Your instructions
Gather all lines containing the string "shipping" and copy them out.

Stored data

---

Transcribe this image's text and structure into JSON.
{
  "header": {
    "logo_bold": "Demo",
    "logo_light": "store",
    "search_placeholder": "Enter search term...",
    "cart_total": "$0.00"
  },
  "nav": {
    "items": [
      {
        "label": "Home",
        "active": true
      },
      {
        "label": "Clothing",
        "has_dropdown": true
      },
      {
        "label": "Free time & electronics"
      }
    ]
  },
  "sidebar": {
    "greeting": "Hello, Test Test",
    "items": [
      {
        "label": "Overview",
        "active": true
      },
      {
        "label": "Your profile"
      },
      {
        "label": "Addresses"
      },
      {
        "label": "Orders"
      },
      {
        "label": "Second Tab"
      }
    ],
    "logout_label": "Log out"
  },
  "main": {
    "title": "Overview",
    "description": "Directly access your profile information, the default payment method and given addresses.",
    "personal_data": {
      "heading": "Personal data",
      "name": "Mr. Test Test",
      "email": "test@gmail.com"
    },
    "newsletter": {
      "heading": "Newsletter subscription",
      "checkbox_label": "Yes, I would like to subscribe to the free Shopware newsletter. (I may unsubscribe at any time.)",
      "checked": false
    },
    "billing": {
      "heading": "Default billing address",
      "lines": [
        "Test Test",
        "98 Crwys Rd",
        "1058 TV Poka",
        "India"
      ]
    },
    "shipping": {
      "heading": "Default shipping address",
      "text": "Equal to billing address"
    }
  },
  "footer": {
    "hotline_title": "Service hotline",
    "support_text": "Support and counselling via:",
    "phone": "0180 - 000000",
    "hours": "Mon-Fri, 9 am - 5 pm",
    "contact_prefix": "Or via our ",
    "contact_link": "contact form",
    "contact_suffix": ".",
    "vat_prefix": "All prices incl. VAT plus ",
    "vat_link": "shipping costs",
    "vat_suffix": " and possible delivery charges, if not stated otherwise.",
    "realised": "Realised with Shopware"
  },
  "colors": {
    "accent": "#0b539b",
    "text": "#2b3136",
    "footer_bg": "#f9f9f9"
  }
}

---

Completed exercise
    "shipping": {
      "heading": "Default shipping address",
    "vat_link": "shipping costs",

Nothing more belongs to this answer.